SET PROBLEM: Read the entries below and pull out each line with the string "образования".

DATA TO USE:
========================================
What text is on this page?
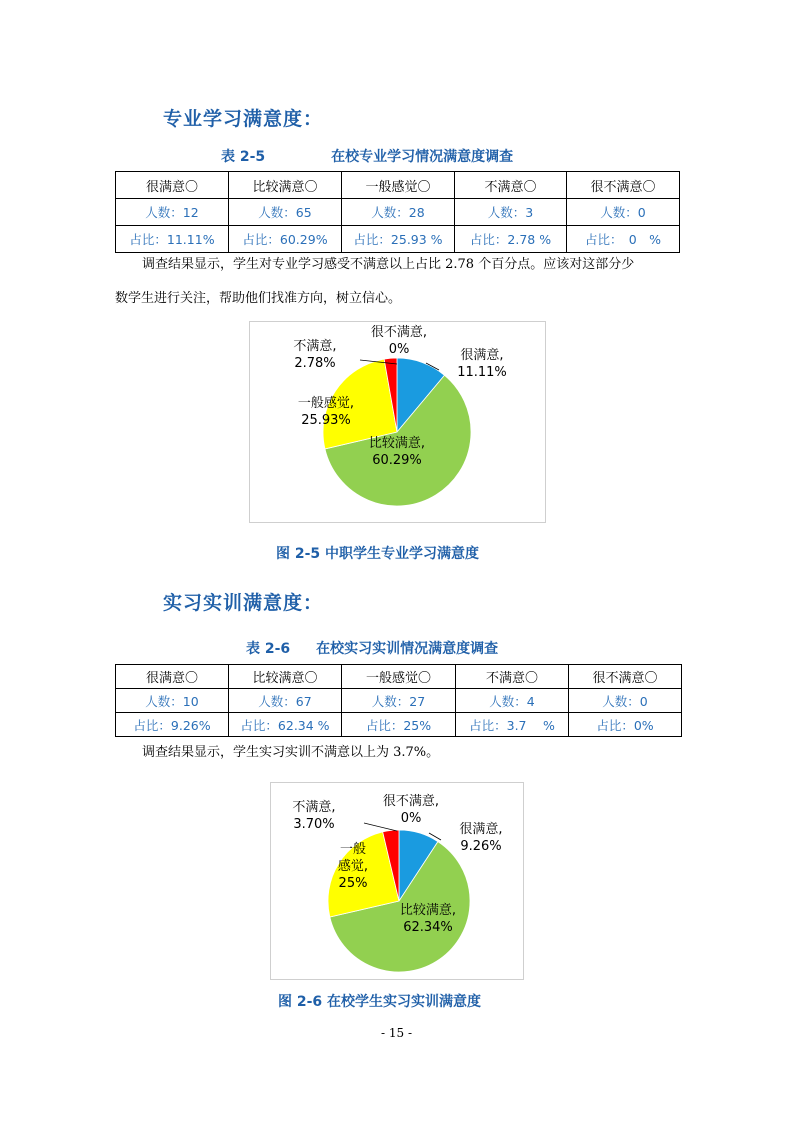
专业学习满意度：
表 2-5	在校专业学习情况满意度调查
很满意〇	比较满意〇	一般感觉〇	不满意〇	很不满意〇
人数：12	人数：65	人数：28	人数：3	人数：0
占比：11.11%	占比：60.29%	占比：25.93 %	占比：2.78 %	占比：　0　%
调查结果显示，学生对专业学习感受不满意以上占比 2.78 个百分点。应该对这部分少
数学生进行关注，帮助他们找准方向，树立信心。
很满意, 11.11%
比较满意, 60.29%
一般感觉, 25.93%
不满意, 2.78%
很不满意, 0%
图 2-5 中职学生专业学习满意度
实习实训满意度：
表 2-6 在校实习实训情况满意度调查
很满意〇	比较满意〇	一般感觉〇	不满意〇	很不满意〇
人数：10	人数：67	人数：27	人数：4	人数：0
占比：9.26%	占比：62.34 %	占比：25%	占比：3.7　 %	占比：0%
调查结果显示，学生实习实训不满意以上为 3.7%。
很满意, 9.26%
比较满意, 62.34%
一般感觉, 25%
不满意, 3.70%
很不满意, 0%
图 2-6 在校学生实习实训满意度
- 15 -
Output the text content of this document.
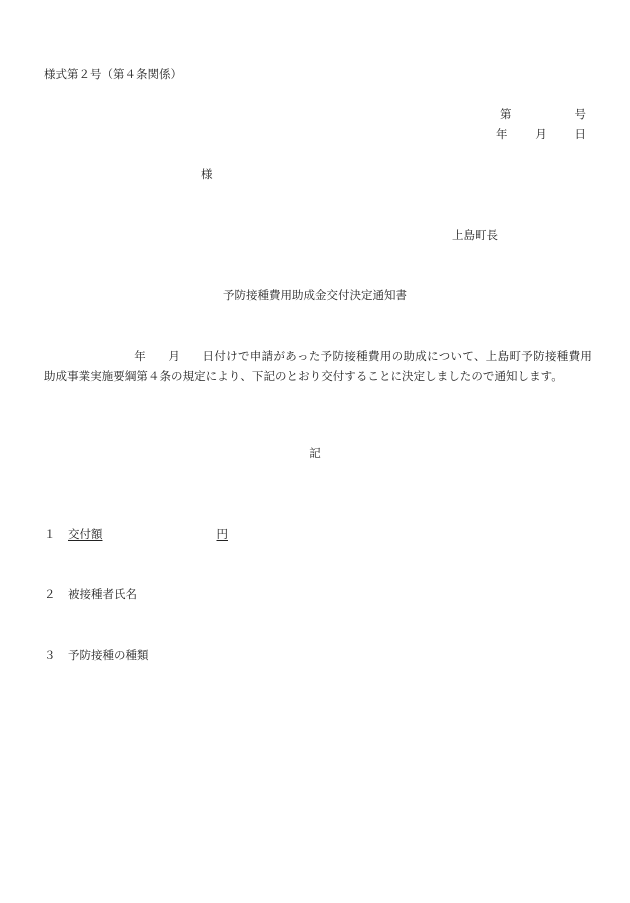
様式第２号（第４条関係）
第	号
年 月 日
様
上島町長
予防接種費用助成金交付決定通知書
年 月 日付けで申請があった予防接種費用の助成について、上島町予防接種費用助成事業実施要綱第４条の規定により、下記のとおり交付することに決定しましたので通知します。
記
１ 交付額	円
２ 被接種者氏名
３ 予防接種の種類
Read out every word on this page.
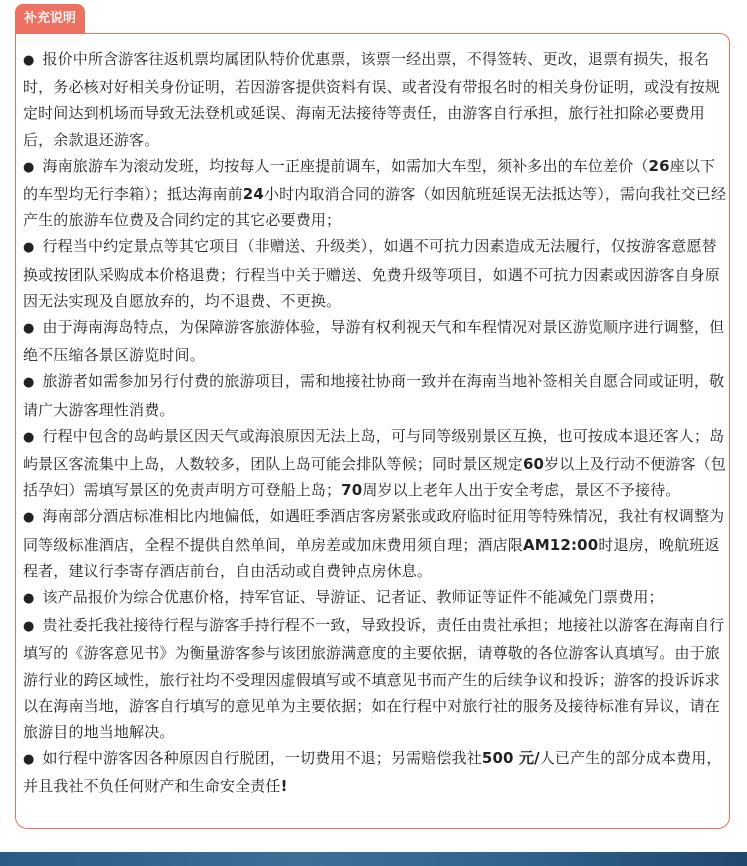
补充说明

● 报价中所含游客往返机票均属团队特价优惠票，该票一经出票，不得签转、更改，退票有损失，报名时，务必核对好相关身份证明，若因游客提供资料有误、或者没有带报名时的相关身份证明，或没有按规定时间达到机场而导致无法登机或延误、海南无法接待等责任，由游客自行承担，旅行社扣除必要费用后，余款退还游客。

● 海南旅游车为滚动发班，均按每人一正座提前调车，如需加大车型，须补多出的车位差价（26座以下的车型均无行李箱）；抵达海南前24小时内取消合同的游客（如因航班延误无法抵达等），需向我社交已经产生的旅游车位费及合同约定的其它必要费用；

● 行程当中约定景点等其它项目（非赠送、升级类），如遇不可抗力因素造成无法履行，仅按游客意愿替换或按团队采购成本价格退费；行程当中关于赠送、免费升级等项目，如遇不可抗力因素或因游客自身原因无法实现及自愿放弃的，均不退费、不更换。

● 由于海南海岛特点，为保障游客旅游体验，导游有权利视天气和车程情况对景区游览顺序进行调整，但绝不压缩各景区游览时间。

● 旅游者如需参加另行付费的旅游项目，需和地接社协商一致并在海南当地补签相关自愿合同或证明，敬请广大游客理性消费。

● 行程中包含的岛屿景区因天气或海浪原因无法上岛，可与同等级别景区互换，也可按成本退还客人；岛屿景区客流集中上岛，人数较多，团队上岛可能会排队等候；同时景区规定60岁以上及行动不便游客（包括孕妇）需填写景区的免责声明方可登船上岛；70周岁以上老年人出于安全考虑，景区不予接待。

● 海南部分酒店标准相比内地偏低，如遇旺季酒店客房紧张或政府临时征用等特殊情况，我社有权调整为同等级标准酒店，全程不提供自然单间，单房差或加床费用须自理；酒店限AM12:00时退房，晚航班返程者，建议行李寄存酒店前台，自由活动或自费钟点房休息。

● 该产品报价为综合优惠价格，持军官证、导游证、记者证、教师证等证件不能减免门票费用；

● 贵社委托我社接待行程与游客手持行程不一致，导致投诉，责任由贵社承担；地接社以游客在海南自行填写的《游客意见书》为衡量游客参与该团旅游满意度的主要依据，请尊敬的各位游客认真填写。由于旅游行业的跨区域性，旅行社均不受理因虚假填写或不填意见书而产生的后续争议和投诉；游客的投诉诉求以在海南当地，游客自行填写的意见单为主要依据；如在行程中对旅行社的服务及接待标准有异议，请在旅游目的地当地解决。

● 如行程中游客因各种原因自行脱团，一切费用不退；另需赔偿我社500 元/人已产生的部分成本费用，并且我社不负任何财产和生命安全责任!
========================================
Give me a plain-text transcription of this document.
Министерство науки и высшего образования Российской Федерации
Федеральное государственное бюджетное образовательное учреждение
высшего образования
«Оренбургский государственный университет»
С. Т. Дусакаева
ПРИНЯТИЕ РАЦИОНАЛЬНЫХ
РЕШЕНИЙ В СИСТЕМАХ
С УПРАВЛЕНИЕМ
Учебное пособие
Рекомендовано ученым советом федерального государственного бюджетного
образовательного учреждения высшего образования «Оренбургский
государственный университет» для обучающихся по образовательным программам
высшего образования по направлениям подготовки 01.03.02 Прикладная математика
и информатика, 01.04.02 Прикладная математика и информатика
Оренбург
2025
========================================
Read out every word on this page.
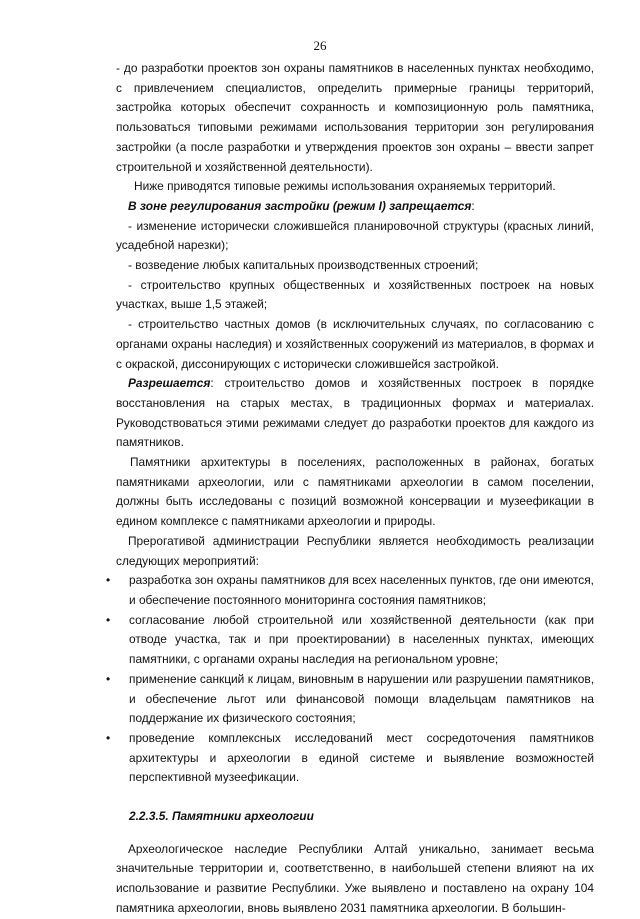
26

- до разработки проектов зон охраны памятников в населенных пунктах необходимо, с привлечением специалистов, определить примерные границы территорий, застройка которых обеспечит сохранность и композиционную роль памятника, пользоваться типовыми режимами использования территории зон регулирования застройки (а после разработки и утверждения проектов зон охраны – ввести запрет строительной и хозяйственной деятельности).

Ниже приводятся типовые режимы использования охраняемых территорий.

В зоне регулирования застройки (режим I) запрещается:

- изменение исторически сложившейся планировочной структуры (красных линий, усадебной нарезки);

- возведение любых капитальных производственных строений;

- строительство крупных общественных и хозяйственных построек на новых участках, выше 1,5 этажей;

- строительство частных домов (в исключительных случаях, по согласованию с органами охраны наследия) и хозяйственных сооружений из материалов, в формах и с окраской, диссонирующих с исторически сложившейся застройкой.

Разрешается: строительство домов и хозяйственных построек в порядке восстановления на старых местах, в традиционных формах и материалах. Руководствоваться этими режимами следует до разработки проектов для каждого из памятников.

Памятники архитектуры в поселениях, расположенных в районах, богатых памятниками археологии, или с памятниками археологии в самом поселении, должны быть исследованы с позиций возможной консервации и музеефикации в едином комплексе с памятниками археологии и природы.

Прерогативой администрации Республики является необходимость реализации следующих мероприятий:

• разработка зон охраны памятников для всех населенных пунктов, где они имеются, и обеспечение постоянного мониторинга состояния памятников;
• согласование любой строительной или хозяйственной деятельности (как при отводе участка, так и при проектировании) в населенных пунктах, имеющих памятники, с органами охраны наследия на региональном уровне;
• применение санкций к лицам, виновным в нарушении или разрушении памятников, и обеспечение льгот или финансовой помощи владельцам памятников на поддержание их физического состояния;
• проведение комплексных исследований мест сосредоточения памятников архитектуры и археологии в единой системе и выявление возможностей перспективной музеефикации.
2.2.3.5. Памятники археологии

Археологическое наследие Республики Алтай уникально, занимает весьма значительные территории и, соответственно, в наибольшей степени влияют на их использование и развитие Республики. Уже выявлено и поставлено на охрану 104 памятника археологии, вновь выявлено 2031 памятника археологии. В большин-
========================================
FULL ANSWER:
Министерство науки и высшего образования Российской Федерации
высшего образования
образовательного учреждения высшего образования «Оренбургский
высшего образования по направлениям подготовки 01.03.02 Прикладная математика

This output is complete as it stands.